◆ PROBLEM REQUIREMENTS:
Transcribe the material verbatim in full; the pictures do not belong in the copy.

[Saved entries]
|---|

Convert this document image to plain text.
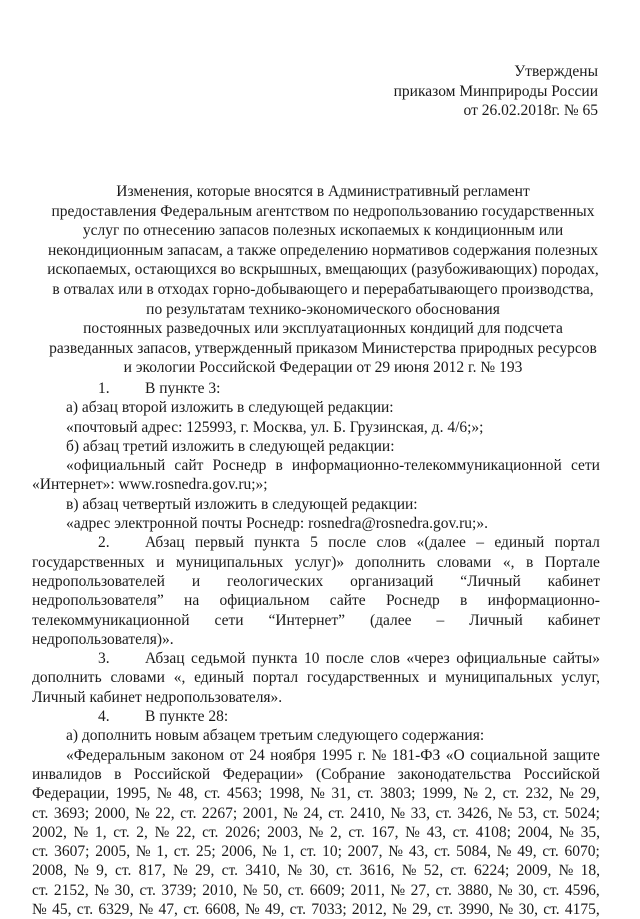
Утверждены
приказом Минприроды России
от 26.02.2018г. № 65
Изменения, которые вносятся в Административный регламент
предоставления Федеральным агентством по недропользованию государственных
услуг по отнесению запасов полезных ископаемых к кондиционным или
некондиционным запасам, а также определению нормативов содержания полезных
ископаемых, остающихся во вскрышных, вмещающих (разубоживающих) породах,
в отвалах или в отходах горно-добывающего и перерабатывающего производства,
по результатам технико-экономического обоснования
постоянных разведочных или эксплуатационных кондиций для подсчета
разведанных запасов, утвержденный приказом Министерства природных ресурсов
и экологии Российской Федерации от 29 июня 2012 г. № 193
1. В пункте 3:
а) абзац второй изложить в следующей редакции:
«почтовый адрес: 125993, г. Москва, ул. Б. Грузинская, д. 4/6;»;
б) абзац третий изложить в следующей редакции:
«официальный сайт Роснедр в информационно-телекоммуникационной сети
«Интернет»: www.rosnedra.gov.ru;»;
в) абзац четвертый изложить в следующей редакции:
«адрес электронной почты Роснедр: rosnedra@rosnedra.gov.ru;».
2.	Абзац первый пункта 5 после слов «(далее – единый портал
государственных и муниципальных услуг)» дополнить словами «, в Портале
недропользователей и геологических организаций “Личный кабинет
недропользователя” на официальном сайте Роснедр в информационно-
телекоммуникационной сети “Интернет” (далее – Личный кабинет
недропользователя)».
3.	Абзац седьмой пункта 10 после слов «через официальные сайты»
дополнить словами «, единый портал государственных и муниципальных услуг,
Личный кабинет недропользователя».
4. В пункте 28:
а) дополнить новым абзацем третьим следующего содержания:
«Федеральным законом от 24 ноября 1995 г. № 181-ФЗ «О социальной защите
инвалидов в Российской Федерации» (Собрание законодательства Российской
Федерации, 1995, № 48, ст. 4563; 1998, № 31, ст. 3803; 1999, № 2, ст. 232, № 29,
ст. 3693; 2000, № 22, ст. 2267; 2001, № 24, ст. 2410, № 33, ст. 3426, № 53, ст. 5024;
2002, № 1, ст. 2, № 22, ст. 2026; 2003, № 2, ст. 167, № 43, ст. 4108; 2004, № 35,
ст. 3607; 2005, № 1, ст. 25; 2006, № 1, ст. 10; 2007, № 43, ст. 5084, № 49, ст. 6070;
2008, № 9, ст. 817, № 29, ст. 3410, № 30, ст. 3616, № 52, ст. 6224; 2009, № 18,
ст. 2152, № 30, ст. 3739; 2010, № 50, ст. 6609; 2011, № 27, ст. 3880, № 30, ст. 4596,
№ 45, ст. 6329, № 47, ст. 6608, № 49, ст. 7033; 2012, № 29, ст. 3990, № 30, ст. 4175,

|---|

◆ SOLVED PROBLEM:
Convert this document image to plain text.
Утверждены
приказом Минприроды России
от 26.02.2018г. № 65
Изменения, которые вносятся в Административный регламент
предоставления Федеральным агентством по недропользованию государственных
услуг по отнесению запасов полезных ископаемых к кондиционным или
некондиционным запасам, а также определению нормативов содержания полезных
ископаемых, остающихся во вскрышных, вмещающих (разубоживающих) породах,
в отвалах или в отходах горно-добывающего и перерабатывающего производства,
по результатам технико-экономического обоснования
постоянных разведочных или эксплуатационных кондиций для подсчета
разведанных запасов, утвержденный приказом Министерства природных ресурсов
и экологии Российской Федерации от 29 июня 2012 г. № 193
1. В пункте 3:
а) абзац второй изложить в следующей редакции:
«почтовый адрес: 125993, г. Москва, ул. Б. Грузинская, д. 4/6;»;
б) абзац третий изложить в следующей редакции:
«официальный сайт Роснедр в информационно-телекоммуникационной сети
«Интернет»: www.rosnedra.gov.ru;»;
в) абзац четвертый изложить в следующей редакции:
«адрес электронной почты Роснедр: rosnedra@rosnedra.gov.ru;».
2.	Абзац первый пункта 5 после слов «(далее – единый портал
государственных и муниципальных услуг)» дополнить словами «, в Портале
недропользователей и геологических организаций “Личный кабинет
недропользователя” на официальном сайте Роснедр в информационно-
телекоммуникационной сети “Интернет” (далее – Личный кабинет
недропользователя)».
3.	Абзац седьмой пункта 10 после слов «через официальные сайты»
дополнить словами «, единый портал государственных и муниципальных услуг,
Личный кабинет недропользователя».
4. В пункте 28:
а) дополнить новым абзацем третьим следующего содержания:
«Федеральным законом от 24 ноября 1995 г. № 181-ФЗ «О социальной защите
инвалидов в Российской Федерации» (Собрание законодательства Российской
Федерации, 1995, № 48, ст. 4563; 1998, № 31, ст. 3803; 1999, № 2, ст. 232, № 29,
ст. 3693; 2000, № 22, ст. 2267; 2001, № 24, ст. 2410, № 33, ст. 3426, № 53, ст. 5024;
2002, № 1, ст. 2, № 22, ст. 2026; 2003, № 2, ст. 167, № 43, ст. 4108; 2004, № 35,
ст. 3607; 2005, № 1, ст. 25; 2006, № 1, ст. 10; 2007, № 43, ст. 5084, № 49, ст. 6070;
2008, № 9, ст. 817, № 29, ст. 3410, № 30, ст. 3616, № 52, ст. 6224; 2009, № 18,
ст. 2152, № 30, ст. 3739; 2010, № 50, ст. 6609; 2011, № 27, ст. 3880, № 30, ст. 4596,
№ 45, ст. 6329, № 47, ст. 6608, № 49, ст. 7033; 2012, № 29, ст. 3990, № 30, ст. 4175,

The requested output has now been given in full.